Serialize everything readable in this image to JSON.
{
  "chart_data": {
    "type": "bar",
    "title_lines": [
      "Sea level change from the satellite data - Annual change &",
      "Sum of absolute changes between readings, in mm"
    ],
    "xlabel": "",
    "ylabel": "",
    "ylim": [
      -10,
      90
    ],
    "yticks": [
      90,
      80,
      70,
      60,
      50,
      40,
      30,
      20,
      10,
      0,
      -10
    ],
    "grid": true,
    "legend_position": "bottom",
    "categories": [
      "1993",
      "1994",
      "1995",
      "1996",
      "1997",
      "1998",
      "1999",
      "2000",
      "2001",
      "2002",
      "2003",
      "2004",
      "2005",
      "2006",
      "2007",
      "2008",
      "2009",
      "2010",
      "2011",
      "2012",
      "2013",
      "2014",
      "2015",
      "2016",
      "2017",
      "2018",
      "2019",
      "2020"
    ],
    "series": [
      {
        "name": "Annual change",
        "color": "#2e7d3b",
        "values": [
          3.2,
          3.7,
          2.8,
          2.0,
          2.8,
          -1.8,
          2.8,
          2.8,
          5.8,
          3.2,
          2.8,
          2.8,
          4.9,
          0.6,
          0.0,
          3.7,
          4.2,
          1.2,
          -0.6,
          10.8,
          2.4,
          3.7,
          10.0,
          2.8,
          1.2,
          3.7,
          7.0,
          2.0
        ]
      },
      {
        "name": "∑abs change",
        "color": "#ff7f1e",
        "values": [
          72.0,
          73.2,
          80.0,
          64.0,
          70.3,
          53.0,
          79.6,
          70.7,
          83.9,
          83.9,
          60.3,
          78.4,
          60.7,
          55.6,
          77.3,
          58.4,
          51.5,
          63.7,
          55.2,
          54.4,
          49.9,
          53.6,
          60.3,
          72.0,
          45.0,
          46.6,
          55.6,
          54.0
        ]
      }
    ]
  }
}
=-=-=-=-=
*EXERCISE REQUIREMENTS*
Pull out every line of the records above that contains the word "Annual".

*PROBLEM SOLUTION*
      "Sea level change from the satellite data - Annual change &",
        "name": "Annual change",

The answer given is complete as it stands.